** BEGIN Supplied information **
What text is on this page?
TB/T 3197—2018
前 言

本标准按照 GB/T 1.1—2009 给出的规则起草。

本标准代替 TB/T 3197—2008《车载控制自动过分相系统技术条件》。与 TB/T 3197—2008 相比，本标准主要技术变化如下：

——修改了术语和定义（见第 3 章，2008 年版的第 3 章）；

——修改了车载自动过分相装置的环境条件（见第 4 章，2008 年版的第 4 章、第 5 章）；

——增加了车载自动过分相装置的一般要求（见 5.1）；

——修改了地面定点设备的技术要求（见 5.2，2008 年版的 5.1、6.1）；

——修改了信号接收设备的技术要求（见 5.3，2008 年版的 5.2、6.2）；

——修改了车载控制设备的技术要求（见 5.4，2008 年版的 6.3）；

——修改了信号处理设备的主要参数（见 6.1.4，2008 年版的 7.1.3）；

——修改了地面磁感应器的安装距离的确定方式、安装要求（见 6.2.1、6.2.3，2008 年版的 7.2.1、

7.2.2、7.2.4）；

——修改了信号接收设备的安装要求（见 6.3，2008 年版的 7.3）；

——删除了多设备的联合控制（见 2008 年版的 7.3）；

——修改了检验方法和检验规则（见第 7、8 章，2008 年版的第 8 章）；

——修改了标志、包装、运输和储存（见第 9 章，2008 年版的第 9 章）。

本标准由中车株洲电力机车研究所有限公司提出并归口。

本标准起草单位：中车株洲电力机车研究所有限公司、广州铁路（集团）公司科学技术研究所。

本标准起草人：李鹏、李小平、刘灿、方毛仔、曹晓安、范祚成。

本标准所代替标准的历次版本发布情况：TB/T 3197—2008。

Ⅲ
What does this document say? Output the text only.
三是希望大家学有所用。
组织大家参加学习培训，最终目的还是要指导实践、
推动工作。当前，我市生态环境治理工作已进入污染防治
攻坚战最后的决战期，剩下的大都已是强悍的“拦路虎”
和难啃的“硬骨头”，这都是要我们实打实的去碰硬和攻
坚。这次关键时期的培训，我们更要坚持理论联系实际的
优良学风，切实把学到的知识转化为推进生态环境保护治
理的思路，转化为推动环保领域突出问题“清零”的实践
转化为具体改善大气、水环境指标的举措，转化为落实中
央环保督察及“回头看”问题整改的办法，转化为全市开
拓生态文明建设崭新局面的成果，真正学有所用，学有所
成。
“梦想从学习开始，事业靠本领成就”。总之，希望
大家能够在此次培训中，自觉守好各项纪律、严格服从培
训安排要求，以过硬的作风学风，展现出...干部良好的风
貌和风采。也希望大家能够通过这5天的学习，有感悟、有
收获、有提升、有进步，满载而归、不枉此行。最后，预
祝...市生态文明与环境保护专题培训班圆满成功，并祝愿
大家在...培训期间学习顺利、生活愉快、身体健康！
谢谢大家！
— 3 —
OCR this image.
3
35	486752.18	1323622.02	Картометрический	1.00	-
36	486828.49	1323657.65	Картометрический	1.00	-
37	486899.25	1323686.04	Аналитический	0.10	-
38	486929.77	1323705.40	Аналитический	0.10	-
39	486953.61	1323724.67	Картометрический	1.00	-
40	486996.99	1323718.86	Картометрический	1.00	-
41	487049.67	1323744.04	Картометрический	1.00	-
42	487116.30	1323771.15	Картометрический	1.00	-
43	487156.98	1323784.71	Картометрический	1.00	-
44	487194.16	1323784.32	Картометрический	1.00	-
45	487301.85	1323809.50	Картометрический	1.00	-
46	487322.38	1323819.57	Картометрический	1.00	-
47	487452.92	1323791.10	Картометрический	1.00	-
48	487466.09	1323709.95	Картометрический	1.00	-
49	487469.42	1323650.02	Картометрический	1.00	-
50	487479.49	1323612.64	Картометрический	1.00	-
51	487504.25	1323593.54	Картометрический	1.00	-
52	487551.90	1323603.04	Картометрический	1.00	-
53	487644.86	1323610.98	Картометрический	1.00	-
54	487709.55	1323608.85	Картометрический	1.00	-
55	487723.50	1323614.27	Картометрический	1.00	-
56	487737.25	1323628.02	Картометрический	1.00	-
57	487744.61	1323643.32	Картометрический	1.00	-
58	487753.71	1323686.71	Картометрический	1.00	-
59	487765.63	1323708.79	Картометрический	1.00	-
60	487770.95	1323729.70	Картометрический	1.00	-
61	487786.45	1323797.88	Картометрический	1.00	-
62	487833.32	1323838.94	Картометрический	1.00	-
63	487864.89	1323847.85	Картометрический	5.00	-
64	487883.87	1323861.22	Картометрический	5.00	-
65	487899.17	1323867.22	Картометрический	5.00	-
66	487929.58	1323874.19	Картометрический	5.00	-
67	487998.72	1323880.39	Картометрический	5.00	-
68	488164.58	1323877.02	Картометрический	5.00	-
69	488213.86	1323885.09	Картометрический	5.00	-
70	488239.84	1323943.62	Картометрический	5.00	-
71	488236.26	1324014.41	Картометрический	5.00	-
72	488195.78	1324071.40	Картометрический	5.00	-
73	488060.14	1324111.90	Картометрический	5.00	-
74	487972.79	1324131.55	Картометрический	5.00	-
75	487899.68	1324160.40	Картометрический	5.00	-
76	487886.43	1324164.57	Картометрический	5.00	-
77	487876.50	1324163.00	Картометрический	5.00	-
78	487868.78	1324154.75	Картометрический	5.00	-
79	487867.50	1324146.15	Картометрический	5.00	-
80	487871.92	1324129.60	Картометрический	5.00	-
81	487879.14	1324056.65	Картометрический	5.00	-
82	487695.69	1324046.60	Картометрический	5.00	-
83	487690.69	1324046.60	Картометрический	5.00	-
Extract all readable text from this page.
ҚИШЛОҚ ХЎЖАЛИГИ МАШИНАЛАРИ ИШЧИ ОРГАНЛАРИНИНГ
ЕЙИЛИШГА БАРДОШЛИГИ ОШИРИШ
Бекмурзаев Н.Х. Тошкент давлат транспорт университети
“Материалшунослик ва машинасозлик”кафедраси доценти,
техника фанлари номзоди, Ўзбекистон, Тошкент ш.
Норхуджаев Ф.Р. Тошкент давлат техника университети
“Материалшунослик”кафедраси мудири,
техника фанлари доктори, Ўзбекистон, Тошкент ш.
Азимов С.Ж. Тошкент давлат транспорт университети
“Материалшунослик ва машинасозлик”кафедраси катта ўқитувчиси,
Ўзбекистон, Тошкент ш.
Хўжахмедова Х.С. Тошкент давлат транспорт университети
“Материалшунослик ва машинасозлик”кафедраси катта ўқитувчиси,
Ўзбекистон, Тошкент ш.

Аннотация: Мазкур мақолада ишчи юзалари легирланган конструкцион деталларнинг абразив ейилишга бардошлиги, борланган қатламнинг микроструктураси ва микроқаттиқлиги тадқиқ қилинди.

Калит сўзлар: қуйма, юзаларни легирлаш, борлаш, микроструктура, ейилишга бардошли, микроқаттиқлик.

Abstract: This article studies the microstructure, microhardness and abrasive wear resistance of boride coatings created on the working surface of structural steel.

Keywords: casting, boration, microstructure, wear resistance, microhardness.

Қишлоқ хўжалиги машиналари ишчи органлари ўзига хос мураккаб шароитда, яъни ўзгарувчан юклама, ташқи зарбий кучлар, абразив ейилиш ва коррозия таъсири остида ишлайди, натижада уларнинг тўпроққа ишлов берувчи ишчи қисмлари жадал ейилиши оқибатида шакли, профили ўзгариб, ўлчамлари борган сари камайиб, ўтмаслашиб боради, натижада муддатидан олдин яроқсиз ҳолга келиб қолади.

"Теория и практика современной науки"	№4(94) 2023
** END Supplied information **
## Stated problem
Output all preceding records character for character.

## Final answer
What text is on this page?
TB/T 3197—2018
前 言

本标准按照 GB/T 1.1—2009 给出的规则起草。

本标准代替 TB/T 3197—2008《车载控制自动过分相系统技术条件》。与 TB/T 3197—2008 相比，本标准主要技术变化如下：

——修改了术语和定义（见第 3 章，2008 年版的第 3 章）；

——修改了车载自动过分相装置的环境条件（见第 4 章，2008 年版的第 4 章、第 5 章）；

——增加了车载自动过分相装置的一般要求（见 5.1）；

——修改了地面定点设备的技术要求（见 5.2，2008 年版的 5.1、6.1）；

——修改了信号接收设备的技术要求（见 5.3，2008 年版的 5.2、6.2）；

——修改了车载控制设备的技术要求（见 5.4，2008 年版的 6.3）；

——修改了信号处理设备的主要参数（见 6.1.4，2008 年版的 7.1.3）；

——修改了地面磁感应器的安装距离的确定方式、安装要求（见 6.2.1、6.2.3，2008 年版的 7.2.1、

7.2.2、7.2.4）；

——修改了信号接收设备的安装要求（见 6.3，2008 年版的 7.3）；

——删除了多设备的联合控制（见 2008 年版的 7.3）；

——修改了检验方法和检验规则（见第 7、8 章，2008 年版的第 8 章）；

——修改了标志、包装、运输和储存（见第 9 章，2008 年版的第 9 章）。

本标准由中车株洲电力机车研究所有限公司提出并归口。

本标准起草单位：中车株洲电力机车研究所有限公司、广州铁路（集团）公司科学技术研究所。

本标准起草人：李鹏、李小平、刘灿、方毛仔、曹晓安、范祚成。

本标准所代替标准的历次版本发布情况：TB/T 3197—2008。

Ⅲ
What does this document say? Output the text only.
三是希望大家学有所用。
组织大家参加学习培训，最终目的还是要指导实践、
推动工作。当前，我市生态环境治理工作已进入污染防治
攻坚战最后的决战期，剩下的大都已是强悍的“拦路虎”
和难啃的“硬骨头”，这都是要我们实打实的去碰硬和攻
坚。这次关键时期的培训，我们更要坚持理论联系实际的
优良学风，切实把学到的知识转化为推进生态环境保护治
理的思路，转化为推动环保领域突出问题“清零”的实践
转化为具体改善大气、水环境指标的举措，转化为落实中
央环保督察及“回头看”问题整改的办法，转化为全市开
拓生态文明建设崭新局面的成果，真正学有所用，学有所
成。
“梦想从学习开始，事业靠本领成就”。总之，希望
大家能够在此次培训中，自觉守好各项纪律、严格服从培
训安排要求，以过硬的作风学风，展现出...干部良好的风
貌和风采。也希望大家能够通过这5天的学习，有感悟、有
收获、有提升、有进步，满载而归、不枉此行。最后，预
祝...市生态文明与环境保护专题培训班圆满成功，并祝愿
大家在...培训期间学习顺利、生活愉快、身体健康！
谢谢大家！
— 3 —
OCR this image.
3
35	486752.18	1323622.02	Картометрический	1.00	-
36	486828.49	1323657.65	Картометрический	1.00	-
37	486899.25	1323686.04	Аналитический	0.10	-
38	486929.77	1323705.40	Аналитический	0.10	-
39	486953.61	1323724.67	Картометрический	1.00	-
40	486996.99	1323718.86	Картометрический	1.00	-
41	487049.67	1323744.04	Картометрический	1.00	-
42	487116.30	1323771.15	Картометрический	1.00	-
43	487156.98	1323784.71	Картометрический	1.00	-
44	487194.16	1323784.32	Картометрический	1.00	-
45	487301.85	1323809.50	Картометрический	1.00	-
46	487322.38	1323819.57	Картометрический	1.00	-
47	487452.92	1323791.10	Картометрический	1.00	-
48	487466.09	1323709.95	Картометрический	1.00	-
49	487469.42	1323650.02	Картометрический	1.00	-
50	487479.49	1323612.64	Картометрический	1.00	-
51	487504.25	1323593.54	Картометрический	1.00	-
52	487551.90	1323603.04	Картометрический	1.00	-
53	487644.86	1323610.98	Картометрический	1.00	-
54	487709.55	1323608.85	Картометрический	1.00	-
55	487723.50	1323614.27	Картометрический	1.00	-
56	487737.25	1323628.02	Картометрический	1.00	-
57	487744.61	1323643.32	Картометрический	1.00	-
58	487753.71	1323686.71	Картометрический	1.00	-
59	487765.63	1323708.79	Картометрический	1.00	-
60	487770.95	1323729.70	Картометрический	1.00	-
61	487786.45	1323797.88	Картометрический	1.00	-
62	487833.32	1323838.94	Картометрический	1.00	-
63	487864.89	1323847.85	Картометрический	5.00	-
64	487883.87	1323861.22	Картометрический	5.00	-
65	487899.17	1323867.22	Картометрический	5.00	-
66	487929.58	1323874.19	Картометрический	5.00	-
67	487998.72	1323880.39	Картометрический	5.00	-
68	488164.58	1323877.02	Картометрический	5.00	-
69	488213.86	1323885.09	Картометрический	5.00	-
70	488239.84	1323943.62	Картометрический	5.00	-
71	488236.26	1324014.41	Картометрический	5.00	-
72	488195.78	1324071.40	Картометрический	5.00	-
73	488060.14	1324111.90	Картометрический	5.00	-
74	487972.79	1324131.55	Картометрический	5.00	-
75	487899.68	1324160.40	Картометрический	5.00	-
76	487886.43	1324164.57	Картометрический	5.00	-
77	487876.50	1324163.00	Картометрический	5.00	-
78	487868.78	1324154.75	Картометрический	5.00	-
79	487867.50	1324146.15	Картометрический	5.00	-
80	487871.92	1324129.60	Картометрический	5.00	-
81	487879.14	1324056.65	Картометрический	5.00	-
82	487695.69	1324046.60	Картометрический	5.00	-
83	487690.69	1324046.60	Картометрический	5.00	-
Extract all readable text from this page.
ҚИШЛОҚ ХЎЖАЛИГИ МАШИНАЛАРИ ИШЧИ ОРГАНЛАРИНИНГ
ЕЙИЛИШГА БАРДОШЛИГИ ОШИРИШ
Бекмурзаев Н.Х. Тошкент давлат транспорт университети
“Материалшунослик ва машинасозлик”кафедраси доценти,
техника фанлари номзоди, Ўзбекистон, Тошкент ш.
Норхуджаев Ф.Р. Тошкент давлат техника университети
“Материалшунослик”кафедраси мудири,
техника фанлари доктори, Ўзбекистон, Тошкент ш.
Азимов С.Ж. Тошкент давлат транспорт университети
“Материалшунослик ва машинасозлик”кафедраси катта ўқитувчиси,
Ўзбекистон, Тошкент ш.
Хўжахмедова Х.С. Тошкент давлат транспорт университети
“Материалшунослик ва машинасозлик”кафедраси катта ўқитувчиси,
Ўзбекистон, Тошкент ш.

Аннотация: Мазкур мақолада ишчи юзалари легирланган конструкцион деталларнинг абразив ейилишга бардошлиги, борланган қатламнинг микроструктураси ва микроқаттиқлиги тадқиқ қилинди.

Калит сўзлар: қуйма, юзаларни легирлаш, борлаш, микроструктура, ейилишга бардошли, микроқаттиқлик.

Abstract: This article studies the microstructure, microhardness and abrasive wear resistance of boride coatings created on the working surface of structural steel.

Keywords: casting, boration, microstructure, wear resistance, microhardness.

Қишлоқ хўжалиги машиналари ишчи органлари ўзига хос мураккаб шароитда, яъни ўзгарувчан юклама, ташқи зарбий кучлар, абразив ейилиш ва коррозия таъсири остида ишлайди, натижада уларнинг тўпроққа ишлов берувчи ишчи қисмлари жадал ейилиши оқибатида шакли, профили ўзгариб, ўлчамлари борган сари камайиб, ўтмаслашиб боради, натижада муддатидан олдин яроқсиз ҳолга келиб қолади.

"Теория и практика современной науки"	№4(94) 2023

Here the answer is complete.